## Task to complete
Set down the material once more, exactly as it appears.

## Supplied material
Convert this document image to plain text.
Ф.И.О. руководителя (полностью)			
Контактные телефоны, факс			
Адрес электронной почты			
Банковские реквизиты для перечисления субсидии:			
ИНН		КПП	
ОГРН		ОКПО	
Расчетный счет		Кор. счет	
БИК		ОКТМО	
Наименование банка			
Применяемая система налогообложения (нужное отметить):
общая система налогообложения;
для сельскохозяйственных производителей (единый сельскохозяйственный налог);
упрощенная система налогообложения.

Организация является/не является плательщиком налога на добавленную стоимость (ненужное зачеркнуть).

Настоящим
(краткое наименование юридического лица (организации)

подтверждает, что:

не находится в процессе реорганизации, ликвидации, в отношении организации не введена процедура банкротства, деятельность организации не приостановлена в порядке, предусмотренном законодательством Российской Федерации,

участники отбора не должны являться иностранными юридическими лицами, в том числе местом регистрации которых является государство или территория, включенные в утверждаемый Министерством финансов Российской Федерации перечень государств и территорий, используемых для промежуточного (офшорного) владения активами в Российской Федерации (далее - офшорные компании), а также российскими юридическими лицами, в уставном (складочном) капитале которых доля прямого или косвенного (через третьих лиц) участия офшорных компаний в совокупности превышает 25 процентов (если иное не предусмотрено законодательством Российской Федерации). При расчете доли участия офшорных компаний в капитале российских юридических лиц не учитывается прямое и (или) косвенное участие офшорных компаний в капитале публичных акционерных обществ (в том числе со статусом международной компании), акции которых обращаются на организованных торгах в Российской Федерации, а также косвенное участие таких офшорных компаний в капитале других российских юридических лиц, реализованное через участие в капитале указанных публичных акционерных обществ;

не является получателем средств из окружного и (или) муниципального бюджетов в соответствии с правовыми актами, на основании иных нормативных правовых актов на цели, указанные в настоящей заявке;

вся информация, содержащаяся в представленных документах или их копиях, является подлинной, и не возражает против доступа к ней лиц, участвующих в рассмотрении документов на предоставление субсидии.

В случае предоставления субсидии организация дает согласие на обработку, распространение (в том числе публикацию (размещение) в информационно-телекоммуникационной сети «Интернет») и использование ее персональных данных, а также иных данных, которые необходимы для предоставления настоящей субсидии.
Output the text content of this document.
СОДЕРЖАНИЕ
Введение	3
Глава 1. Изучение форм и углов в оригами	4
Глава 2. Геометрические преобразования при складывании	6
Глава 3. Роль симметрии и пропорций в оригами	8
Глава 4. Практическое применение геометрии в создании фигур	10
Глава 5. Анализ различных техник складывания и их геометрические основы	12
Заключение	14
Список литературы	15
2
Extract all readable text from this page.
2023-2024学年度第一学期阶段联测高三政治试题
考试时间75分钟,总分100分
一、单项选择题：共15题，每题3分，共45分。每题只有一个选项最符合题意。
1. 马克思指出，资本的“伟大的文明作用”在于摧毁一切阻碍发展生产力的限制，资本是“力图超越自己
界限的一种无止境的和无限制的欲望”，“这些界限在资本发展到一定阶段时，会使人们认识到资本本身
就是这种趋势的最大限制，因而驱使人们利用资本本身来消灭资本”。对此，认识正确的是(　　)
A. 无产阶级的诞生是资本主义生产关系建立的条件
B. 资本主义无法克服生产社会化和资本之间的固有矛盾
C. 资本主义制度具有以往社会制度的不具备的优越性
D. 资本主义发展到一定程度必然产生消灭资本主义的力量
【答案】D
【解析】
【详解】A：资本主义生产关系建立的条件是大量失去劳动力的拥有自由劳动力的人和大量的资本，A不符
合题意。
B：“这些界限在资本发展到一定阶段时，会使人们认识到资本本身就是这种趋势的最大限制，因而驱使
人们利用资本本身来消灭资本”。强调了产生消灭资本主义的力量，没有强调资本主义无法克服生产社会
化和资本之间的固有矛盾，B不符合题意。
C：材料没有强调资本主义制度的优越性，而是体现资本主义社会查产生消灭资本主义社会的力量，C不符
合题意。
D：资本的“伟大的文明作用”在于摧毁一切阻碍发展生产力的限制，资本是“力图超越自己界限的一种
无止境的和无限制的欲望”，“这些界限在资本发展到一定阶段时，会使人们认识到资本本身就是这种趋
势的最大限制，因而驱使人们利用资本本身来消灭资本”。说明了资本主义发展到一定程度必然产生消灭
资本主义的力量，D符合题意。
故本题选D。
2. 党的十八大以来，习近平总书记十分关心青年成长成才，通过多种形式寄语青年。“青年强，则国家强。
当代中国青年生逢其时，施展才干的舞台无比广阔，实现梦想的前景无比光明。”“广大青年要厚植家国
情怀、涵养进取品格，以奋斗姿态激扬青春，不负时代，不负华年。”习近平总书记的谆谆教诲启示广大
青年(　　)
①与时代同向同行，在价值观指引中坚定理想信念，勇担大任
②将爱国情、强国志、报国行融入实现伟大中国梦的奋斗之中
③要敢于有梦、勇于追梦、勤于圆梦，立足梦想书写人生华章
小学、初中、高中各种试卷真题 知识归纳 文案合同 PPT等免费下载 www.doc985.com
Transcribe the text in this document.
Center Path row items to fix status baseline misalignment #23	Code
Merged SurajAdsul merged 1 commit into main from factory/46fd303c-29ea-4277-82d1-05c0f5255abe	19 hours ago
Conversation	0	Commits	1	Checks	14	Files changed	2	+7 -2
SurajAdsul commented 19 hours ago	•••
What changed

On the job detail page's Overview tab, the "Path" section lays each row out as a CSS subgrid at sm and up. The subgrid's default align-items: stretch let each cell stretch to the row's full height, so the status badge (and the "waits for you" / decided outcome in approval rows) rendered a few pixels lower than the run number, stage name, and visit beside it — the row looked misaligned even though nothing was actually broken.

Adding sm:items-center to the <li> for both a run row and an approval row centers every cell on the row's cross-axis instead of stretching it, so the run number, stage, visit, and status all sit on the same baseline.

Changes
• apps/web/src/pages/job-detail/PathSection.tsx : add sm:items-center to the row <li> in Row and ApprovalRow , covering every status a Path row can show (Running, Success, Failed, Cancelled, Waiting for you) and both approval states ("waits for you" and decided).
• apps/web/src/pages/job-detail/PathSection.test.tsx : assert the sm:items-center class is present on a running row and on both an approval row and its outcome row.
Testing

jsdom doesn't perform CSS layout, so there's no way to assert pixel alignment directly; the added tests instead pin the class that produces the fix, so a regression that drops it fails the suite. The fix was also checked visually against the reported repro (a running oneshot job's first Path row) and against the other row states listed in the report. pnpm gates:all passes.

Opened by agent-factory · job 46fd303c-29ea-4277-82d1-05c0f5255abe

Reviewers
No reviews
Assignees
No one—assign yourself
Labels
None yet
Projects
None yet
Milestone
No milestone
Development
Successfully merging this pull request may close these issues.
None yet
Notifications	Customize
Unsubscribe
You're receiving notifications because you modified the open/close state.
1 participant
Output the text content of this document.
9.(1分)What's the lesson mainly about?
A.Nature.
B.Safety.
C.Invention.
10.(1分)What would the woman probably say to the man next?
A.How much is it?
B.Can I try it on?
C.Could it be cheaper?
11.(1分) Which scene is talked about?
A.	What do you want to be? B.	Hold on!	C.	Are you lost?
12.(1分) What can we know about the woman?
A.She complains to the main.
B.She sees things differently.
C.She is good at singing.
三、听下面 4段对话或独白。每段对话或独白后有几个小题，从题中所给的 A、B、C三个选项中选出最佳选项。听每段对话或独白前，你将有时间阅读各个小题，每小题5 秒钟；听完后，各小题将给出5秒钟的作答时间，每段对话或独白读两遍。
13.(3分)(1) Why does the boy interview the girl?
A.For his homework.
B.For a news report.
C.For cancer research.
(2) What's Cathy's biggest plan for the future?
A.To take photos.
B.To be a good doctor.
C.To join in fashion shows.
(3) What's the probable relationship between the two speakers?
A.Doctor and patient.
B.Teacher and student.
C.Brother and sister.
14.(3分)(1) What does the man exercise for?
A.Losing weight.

## Answer to this problem
Convert this document image to plain text.
Ф.И.О. руководителя (полностью)			
Контактные телефоны, факс			
Адрес электронной почты			
Банковские реквизиты для перечисления субсидии:			
ИНН		КПП	
ОГРН		ОКПО	
Расчетный счет		Кор. счет	
БИК		ОКТМО	
Наименование банка			
Применяемая система налогообложения (нужное отметить):
общая система налогообложения;
для сельскохозяйственных производителей (единый сельскохозяйственный налог);
упрощенная система налогообложения.

Организация является/не является плательщиком налога на добавленную стоимость (ненужное зачеркнуть).

Настоящим
(краткое наименование юридического лица (организации)

подтверждает, что:

не находится в процессе реорганизации, ликвидации, в отношении организации не введена процедура банкротства, деятельность организации не приостановлена в порядке, предусмотренном законодательством Российской Федерации,

участники отбора не должны являться иностранными юридическими лицами, в том числе местом регистрации которых является государство или территория, включенные в утверждаемый Министерством финансов Российской Федерации перечень государств и территорий, используемых для промежуточного (офшорного) владения активами в Российской Федерации (далее - офшорные компании), а также российскими юридическими лицами, в уставном (складочном) капитале которых доля прямого или косвенного (через третьих лиц) участия офшорных компаний в совокупности превышает 25 процентов (если иное не предусмотрено законодательством Российской Федерации). При расчете доли участия офшорных компаний в капитале российских юридических лиц не учитывается прямое и (или) косвенное участие офшорных компаний в капитале публичных акционерных обществ (в том числе со статусом международной компании), акции которых обращаются на организованных торгах в Российской Федерации, а также косвенное участие таких офшорных компаний в капитале других российских юридических лиц, реализованное через участие в капитале указанных публичных акционерных обществ;

не является получателем средств из окружного и (или) муниципального бюджетов в соответствии с правовыми актами, на основании иных нормативных правовых актов на цели, указанные в настоящей заявке;

вся информация, содержащаяся в представленных документах или их копиях, является подлинной, и не возражает против доступа к ней лиц, участвующих в рассмотрении документов на предоставление субсидии.

В случае предоставления субсидии организация дает согласие на обработку, распространение (в том числе публикацию (размещение) в информационно-телекоммуникационной сети «Интернет») и использование ее персональных данных, а также иных данных, которые необходимы для предоставления настоящей субсидии.
Output the text content of this document.
СОДЕРЖАНИЕ
Введение	3
Глава 1. Изучение форм и углов в оригами	4
Глава 2. Геометрические преобразования при складывании	6
Глава 3. Роль симметрии и пропорций в оригами	8
Глава 4. Практическое применение геометрии в создании фигур	10
Глава 5. Анализ различных техник складывания и их геометрические основы	12
Заключение	14
Список литературы	15
2
Extract all readable text from this page.
2023-2024学年度第一学期阶段联测高三政治试题
考试时间75分钟,总分100分
一、单项选择题：共15题，每题3分，共45分。每题只有一个选项最符合题意。
1. 马克思指出，资本的“伟大的文明作用”在于摧毁一切阻碍发展生产力的限制，资本是“力图超越自己
界限的一种无止境的和无限制的欲望”，“这些界限在资本发展到一定阶段时，会使人们认识到资本本身
就是这种趋势的最大限制，因而驱使人们利用资本本身来消灭资本”。对此，认识正确的是(　　)
A. 无产阶级的诞生是资本主义生产关系建立的条件
B. 资本主义无法克服生产社会化和资本之间的固有矛盾
C. 资本主义制度具有以往社会制度的不具备的优越性
D. 资本主义发展到一定程度必然产生消灭资本主义的力量
【答案】D
【解析】
【详解】A：资本主义生产关系建立的条件是大量失去劳动力的拥有自由劳动力的人和大量的资本，A不符
合题意。
B：“这些界限在资本发展到一定阶段时，会使人们认识到资本本身就是这种趋势的最大限制，因而驱使
人们利用资本本身来消灭资本”。强调了产生消灭资本主义的力量，没有强调资本主义无法克服生产社会
化和资本之间的固有矛盾，B不符合题意。
C：材料没有强调资本主义制度的优越性，而是体现资本主义社会查产生消灭资本主义社会的力量，C不符
合题意。
D：资本的“伟大的文明作用”在于摧毁一切阻碍发展生产力的限制，资本是“力图超越自己界限的一种
无止境的和无限制的欲望”，“这些界限在资本发展到一定阶段时，会使人们认识到资本本身就是这种趋
势的最大限制，因而驱使人们利用资本本身来消灭资本”。说明了资本主义发展到一定程度必然产生消灭
资本主义的力量，D符合题意。
故本题选D。
2. 党的十八大以来，习近平总书记十分关心青年成长成才，通过多种形式寄语青年。“青年强，则国家强。
当代中国青年生逢其时，施展才干的舞台无比广阔，实现梦想的前景无比光明。”“广大青年要厚植家国
情怀、涵养进取品格，以奋斗姿态激扬青春，不负时代，不负华年。”习近平总书记的谆谆教诲启示广大
青年(　　)
①与时代同向同行，在价值观指引中坚定理想信念，勇担大任
②将爱国情、强国志、报国行融入实现伟大中国梦的奋斗之中
③要敢于有梦、勇于追梦、勤于圆梦，立足梦想书写人生华章
小学、初中、高中各种试卷真题 知识归纳 文案合同 PPT等免费下载 www.doc985.com
Transcribe the text in this document.
Center Path row items to fix status baseline misalignment #23	Code
Merged SurajAdsul merged 1 commit into main from factory/46fd303c-29ea-4277-82d1-05c0f5255abe	19 hours ago
Conversation	0	Commits	1	Checks	14	Files changed	2	+7 -2
SurajAdsul commented 19 hours ago	•••
What changed

On the job detail page's Overview tab, the "Path" section lays each row out as a CSS subgrid at sm and up. The subgrid's default align-items: stretch let each cell stretch to the row's full height, so the status badge (and the "waits for you" / decided outcome in approval rows) rendered a few pixels lower than the run number, stage name, and visit beside it — the row looked misaligned even though nothing was actually broken.

Adding sm:items-center to the <li> for both a run row and an approval row centers every cell on the row's cross-axis instead of stretching it, so the run number, stage, visit, and status all sit on the same baseline.

Changes
• apps/web/src/pages/job-detail/PathSection.tsx : add sm:items-center to the row <li> in Row and ApprovalRow , covering every status a Path row can show (Running, Success, Failed, Cancelled, Waiting for you) and both approval states ("waits for you" and decided).
• apps/web/src/pages/job-detail/PathSection.test.tsx : assert the sm:items-center class is present on a running row and on both an approval row and its outcome row.
Testing

jsdom doesn't perform CSS layout, so there's no way to assert pixel alignment directly; the added tests instead pin the class that produces the fix, so a regression that drops it fails the suite. The fix was also checked visually against the reported repro (a running oneshot job's first Path row) and against the other row states listed in the report. pnpm gates:all passes.

Opened by agent-factory · job 46fd303c-29ea-4277-82d1-05c0f5255abe

Reviewers
No reviews
Assignees
No one—assign yourself
Labels
None yet
Projects
None yet
Milestone
No milestone
Development
Successfully merging this pull request may close these issues.
None yet
Notifications	Customize
Unsubscribe
You're receiving notifications because you modified the open/close state.
1 participant
Output the text content of this document.
9.(1分)What's the lesson mainly about?
A.Nature.
B.Safety.
C.Invention.
10.(1分)What would the woman probably say to the man next?
A.How much is it?
B.Can I try it on?
C.Could it be cheaper?
11.(1分) Which scene is talked about?
A.	What do you want to be? B.	Hold on!	C.	Are you lost?
12.(1分) What can we know about the woman?
A.She complains to the main.
B.She sees things differently.
C.She is good at singing.
三、听下面 4段对话或独白。每段对话或独白后有几个小题，从题中所给的 A、B、C三个选项中选出最佳选项。听每段对话或独白前，你将有时间阅读各个小题，每小题5 秒钟；听完后，各小题将给出5秒钟的作答时间，每段对话或独白读两遍。
13.(3分)(1) Why does the boy interview the girl?
A.For his homework.
B.For a news report.
C.For cancer research.
(2) What's Cathy's biggest plan for the future?
A.To take photos.
B.To be a good doctor.
C.To join in fashion shows.
(3) What's the probable relationship between the two speakers?
A.Doctor and patient.
B.Teacher and student.
C.Brother and sister.
14.(3分)(1) What does the man exercise for?
A.Losing weight.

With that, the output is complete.